■ Page text ■

Simultaneously in mid February, advice notes detailing various Court procedures were generally reviewed and re-published thereby ensuring compatibility between the theory and practical application. Throughout the six month trial period a policy of continual review has ensured that the advice notes reflect the current status of Court procedure. Questionnaires have been issued throughout to participants asking for feedback and court staff have kept their own statistics
The most significant review came about in June following a meeting of the Small Claims project board. At that time it was recognised that, whilst litigants in person were amenable to mediation and in many instances were taking early advantage of resolving their disputes, in contrast it was evident that lawyers at the time of coming to Court had taken insufficient instructions from their clients.
With effect from the 12th June 2002, except in very exceptional circumstances, any contested claim coming before the Court has been dealt with as follows:-
Simple actions where both parties are present and are agreeable to mediation have resulted in mediation hearings being booked whilst the parties are present in Court.
Actions which are considered
(i) to be more complex, or
(ii) where either one or both parties have legal representation, or
(iii) where only one party is keen to attend mediation
are adjourned for a six week period during which time the Court directs both parties to file formal written pleadings in accordance with existing Court rules.
When the parties next appear in the Petty Debts Court at the end of the six week period a decision will be made as to whether mediation is a suitable vehicle and a date is booked for a hearing. Alternatively the matter is set down en preuve in the normal way.
Summary Of Mediation Disputes
Whilst the project board is of the opinion that any measure of the successes of the scheme may be premature nevertheless limited data is available upon which a provisional assessment can be made as to whether the scheme, as it has developed, still meets the original criteria or whether further adjustment is necessary.
To date 21 disputes have been referred to mediation.
A breakdown of these actions is as follows:-
14 actions settled at the mediation hearing;
1 action settled within 48 hrs of the mediation hearing;
6 actions reverted en preuve.

■ Extracted entries ■
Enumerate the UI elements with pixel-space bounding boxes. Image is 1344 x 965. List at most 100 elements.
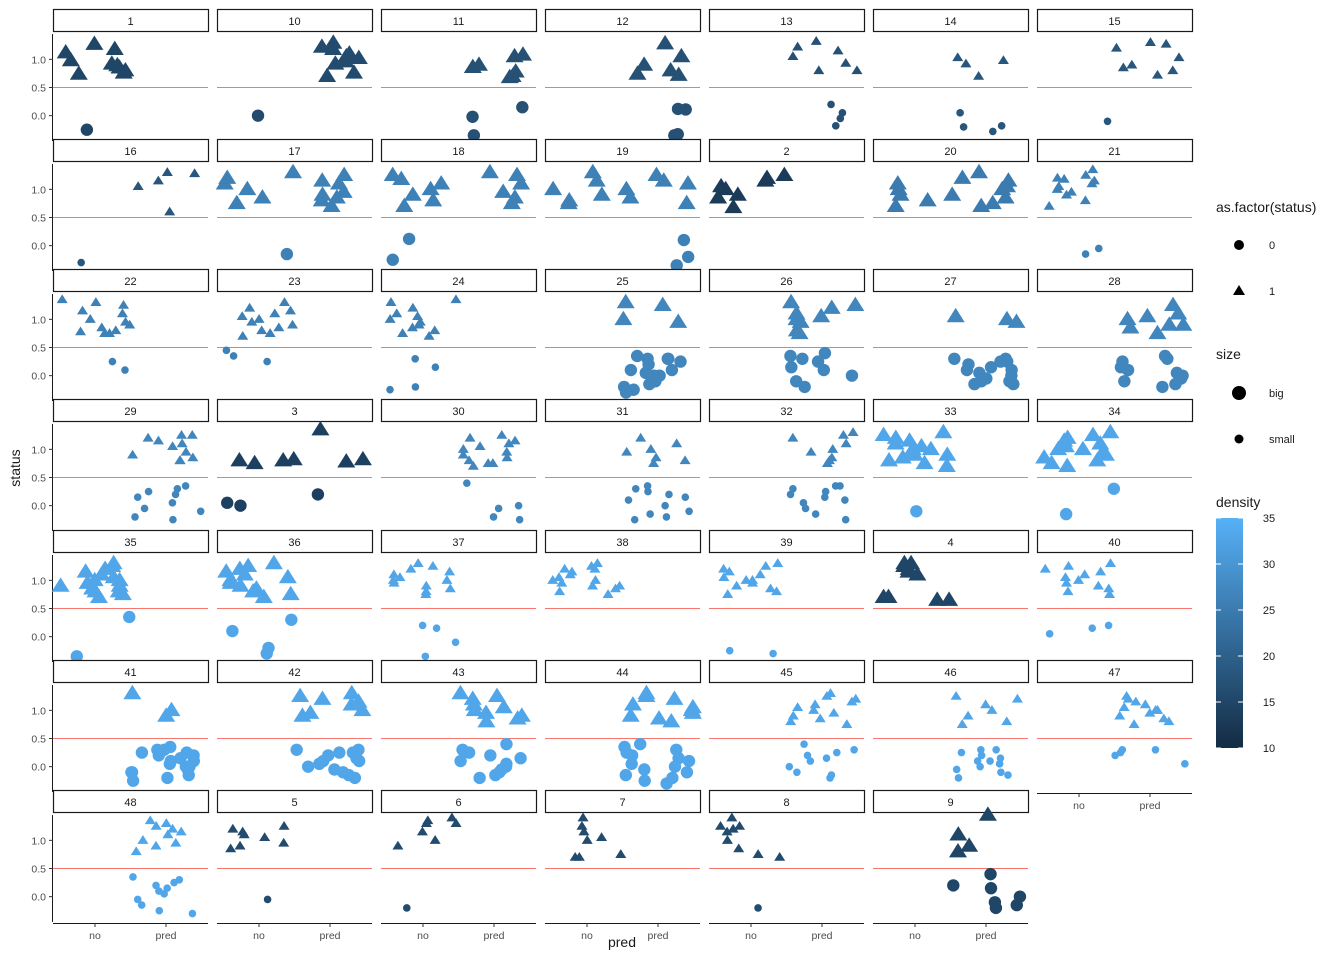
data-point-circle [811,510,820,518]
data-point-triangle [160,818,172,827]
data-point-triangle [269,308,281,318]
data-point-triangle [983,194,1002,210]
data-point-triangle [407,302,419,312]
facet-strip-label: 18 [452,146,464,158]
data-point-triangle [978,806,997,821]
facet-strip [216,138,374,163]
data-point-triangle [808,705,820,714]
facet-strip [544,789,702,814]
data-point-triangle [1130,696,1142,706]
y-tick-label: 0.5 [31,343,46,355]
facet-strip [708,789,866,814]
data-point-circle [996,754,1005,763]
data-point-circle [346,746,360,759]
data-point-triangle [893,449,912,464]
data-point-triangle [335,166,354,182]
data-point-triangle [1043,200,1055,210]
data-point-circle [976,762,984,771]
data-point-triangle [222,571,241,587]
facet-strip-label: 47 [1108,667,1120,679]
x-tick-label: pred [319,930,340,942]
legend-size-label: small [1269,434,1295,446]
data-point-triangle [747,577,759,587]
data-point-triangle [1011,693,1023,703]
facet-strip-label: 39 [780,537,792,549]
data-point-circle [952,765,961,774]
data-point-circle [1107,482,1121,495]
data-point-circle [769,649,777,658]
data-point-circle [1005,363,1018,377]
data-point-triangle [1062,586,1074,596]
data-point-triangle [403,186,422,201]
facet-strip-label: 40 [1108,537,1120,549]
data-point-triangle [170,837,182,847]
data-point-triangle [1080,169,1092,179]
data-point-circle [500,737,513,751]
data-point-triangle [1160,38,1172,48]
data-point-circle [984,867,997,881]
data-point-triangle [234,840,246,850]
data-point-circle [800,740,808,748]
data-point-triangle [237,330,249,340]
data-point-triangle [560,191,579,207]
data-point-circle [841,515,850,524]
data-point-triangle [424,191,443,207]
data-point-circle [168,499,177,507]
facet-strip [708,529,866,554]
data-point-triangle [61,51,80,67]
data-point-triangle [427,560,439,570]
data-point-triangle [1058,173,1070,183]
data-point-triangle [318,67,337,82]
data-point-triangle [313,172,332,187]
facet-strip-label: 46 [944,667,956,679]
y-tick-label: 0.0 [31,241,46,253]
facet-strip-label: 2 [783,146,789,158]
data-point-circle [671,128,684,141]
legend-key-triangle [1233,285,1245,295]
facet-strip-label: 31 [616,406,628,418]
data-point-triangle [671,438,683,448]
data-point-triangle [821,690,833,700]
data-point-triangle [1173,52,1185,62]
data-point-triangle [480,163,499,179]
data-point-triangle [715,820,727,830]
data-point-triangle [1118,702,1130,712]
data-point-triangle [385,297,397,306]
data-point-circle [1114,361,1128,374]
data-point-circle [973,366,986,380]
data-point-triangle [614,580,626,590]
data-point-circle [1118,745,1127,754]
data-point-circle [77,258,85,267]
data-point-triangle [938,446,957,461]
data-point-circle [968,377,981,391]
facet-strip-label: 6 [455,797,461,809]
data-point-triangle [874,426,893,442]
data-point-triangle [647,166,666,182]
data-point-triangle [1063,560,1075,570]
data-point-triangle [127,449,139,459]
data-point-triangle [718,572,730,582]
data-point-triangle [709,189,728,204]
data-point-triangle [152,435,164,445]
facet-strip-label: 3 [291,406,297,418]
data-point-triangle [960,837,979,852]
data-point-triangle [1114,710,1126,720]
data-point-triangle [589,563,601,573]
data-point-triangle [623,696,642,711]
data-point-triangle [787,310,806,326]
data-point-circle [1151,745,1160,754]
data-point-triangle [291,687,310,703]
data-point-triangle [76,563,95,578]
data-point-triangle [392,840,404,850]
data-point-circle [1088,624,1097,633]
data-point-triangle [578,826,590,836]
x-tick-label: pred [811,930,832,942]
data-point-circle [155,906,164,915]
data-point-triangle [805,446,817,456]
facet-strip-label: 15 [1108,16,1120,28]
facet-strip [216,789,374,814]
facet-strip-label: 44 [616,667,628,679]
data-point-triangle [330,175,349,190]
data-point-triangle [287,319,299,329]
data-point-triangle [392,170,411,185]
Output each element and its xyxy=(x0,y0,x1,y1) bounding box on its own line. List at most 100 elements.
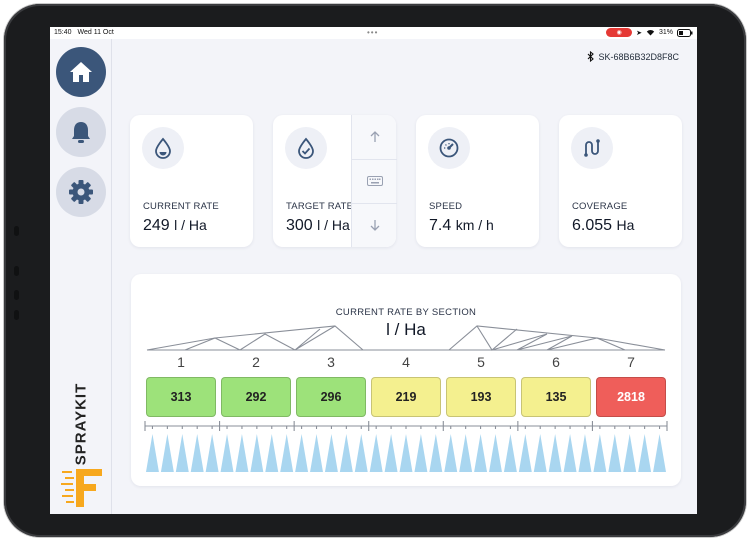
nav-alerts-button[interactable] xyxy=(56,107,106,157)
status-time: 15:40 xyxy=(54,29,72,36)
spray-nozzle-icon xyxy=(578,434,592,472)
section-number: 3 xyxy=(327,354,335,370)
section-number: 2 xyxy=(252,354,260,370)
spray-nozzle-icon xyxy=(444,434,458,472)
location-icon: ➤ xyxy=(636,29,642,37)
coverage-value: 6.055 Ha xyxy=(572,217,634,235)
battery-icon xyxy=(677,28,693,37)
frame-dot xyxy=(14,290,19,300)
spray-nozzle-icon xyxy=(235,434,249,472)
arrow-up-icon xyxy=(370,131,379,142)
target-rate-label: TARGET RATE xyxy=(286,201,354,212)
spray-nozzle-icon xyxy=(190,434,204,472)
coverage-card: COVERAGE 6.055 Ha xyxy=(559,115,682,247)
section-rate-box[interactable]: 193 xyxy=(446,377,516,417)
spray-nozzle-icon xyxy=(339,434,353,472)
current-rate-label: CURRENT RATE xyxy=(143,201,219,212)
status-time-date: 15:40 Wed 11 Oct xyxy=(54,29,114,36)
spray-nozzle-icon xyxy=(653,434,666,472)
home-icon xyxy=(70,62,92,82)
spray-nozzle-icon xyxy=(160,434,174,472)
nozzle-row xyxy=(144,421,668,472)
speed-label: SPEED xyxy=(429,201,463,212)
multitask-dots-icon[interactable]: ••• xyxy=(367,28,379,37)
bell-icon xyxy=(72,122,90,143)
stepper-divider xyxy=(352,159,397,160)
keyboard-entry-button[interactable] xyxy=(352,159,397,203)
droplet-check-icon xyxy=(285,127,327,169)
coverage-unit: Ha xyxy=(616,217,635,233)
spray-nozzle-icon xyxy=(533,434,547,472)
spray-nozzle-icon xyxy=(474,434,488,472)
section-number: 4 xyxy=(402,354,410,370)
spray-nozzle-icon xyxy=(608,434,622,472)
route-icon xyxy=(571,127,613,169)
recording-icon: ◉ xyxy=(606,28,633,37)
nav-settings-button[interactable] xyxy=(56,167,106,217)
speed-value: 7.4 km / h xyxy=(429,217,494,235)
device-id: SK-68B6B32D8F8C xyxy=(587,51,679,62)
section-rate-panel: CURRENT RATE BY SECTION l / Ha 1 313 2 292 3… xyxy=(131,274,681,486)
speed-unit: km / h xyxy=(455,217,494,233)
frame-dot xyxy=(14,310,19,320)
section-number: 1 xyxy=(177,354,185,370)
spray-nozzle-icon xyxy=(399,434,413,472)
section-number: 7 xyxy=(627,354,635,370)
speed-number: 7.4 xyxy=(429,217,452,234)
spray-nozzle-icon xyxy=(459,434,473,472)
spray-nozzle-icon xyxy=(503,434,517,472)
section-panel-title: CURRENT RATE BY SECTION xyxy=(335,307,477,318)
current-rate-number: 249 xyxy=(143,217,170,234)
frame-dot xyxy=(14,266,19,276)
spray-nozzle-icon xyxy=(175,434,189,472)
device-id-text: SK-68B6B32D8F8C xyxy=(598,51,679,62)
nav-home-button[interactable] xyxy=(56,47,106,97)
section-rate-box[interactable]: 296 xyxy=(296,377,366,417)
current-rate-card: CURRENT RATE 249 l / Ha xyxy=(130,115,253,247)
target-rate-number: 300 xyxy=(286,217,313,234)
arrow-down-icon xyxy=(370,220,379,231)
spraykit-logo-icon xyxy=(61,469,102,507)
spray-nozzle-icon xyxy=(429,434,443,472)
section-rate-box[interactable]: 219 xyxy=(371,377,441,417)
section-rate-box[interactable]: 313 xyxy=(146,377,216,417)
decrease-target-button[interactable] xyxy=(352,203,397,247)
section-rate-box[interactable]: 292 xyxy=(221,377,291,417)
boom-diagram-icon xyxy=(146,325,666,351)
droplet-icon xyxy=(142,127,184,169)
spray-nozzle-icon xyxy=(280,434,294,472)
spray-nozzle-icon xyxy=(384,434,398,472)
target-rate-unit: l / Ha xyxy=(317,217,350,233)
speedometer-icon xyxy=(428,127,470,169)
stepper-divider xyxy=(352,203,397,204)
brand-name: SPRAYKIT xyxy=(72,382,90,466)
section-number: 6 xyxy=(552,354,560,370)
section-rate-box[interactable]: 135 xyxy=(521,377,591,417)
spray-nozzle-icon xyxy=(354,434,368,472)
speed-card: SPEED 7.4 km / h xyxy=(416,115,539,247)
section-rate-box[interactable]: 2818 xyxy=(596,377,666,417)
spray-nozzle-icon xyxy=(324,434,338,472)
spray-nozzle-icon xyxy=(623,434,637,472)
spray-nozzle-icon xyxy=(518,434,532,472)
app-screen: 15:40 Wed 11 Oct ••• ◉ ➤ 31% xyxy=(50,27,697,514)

■ What to do ■
(1) Repeat the small claims mediation text word for word, starting at "Summary Of Mediation" and ending at "referred to mediation.".
(2) Finish out the next part of the small claims mediation text, picking up after its final sentence.

■ Responses per task ■
(1)
Summary Of Mediation Disputes
Whilst the project board is of the opinion that any measure of the successes of the scheme may be premature nevertheless limited data is available upon which a provisional assessment can be made as to whether the scheme, as it has developed, still meets the original criteria or whether further adjustment is necessary.
To date 21 disputes have been referred to mediation.

(2)
The actions that reverted en preuve did so after it was felt at the mediation hearing that mediation was not appropriate and the matter was best dealt with through the normal Petty Debts Court process.
Additionally, following the change of policy on the 12th June 2002, a further 23 actions are presently being progressed by way of the submission of formal written pleadings prior to an assessment being made as to their suitability for mediation.
Assessment Of Scheme By Way Of The Pre Determined Criteria
(1) whether the parties represent themselves rather than use lawyers
Whilst initially it was considered that for mediation to succeed it was essential that both parties should agree to participate this was thwarted by lawyers and other professional bodies in the early stages. They had expressed the view that often insufficient instruction had been taken from clients prior to the Court date itself and furthermore they were unaware of the availability of their clients to attend mediation hearings.
Following a meeting of the JLIB project board in May, since the 12th June 2002 a more robust view was taken as to how to circumvent this particular situation. Thereafter in contested claims, where both parties were not amenable to participate in a mediation hearing, the Court has directed that formal written pleadings be filed by both parties within a six week period. This decision alone has made a significant contribution to effective case management, contested actions either being referred immediately to mediation or alternatively the pleadings being available for scrutiny by the Court within six weeks of the action being tabled.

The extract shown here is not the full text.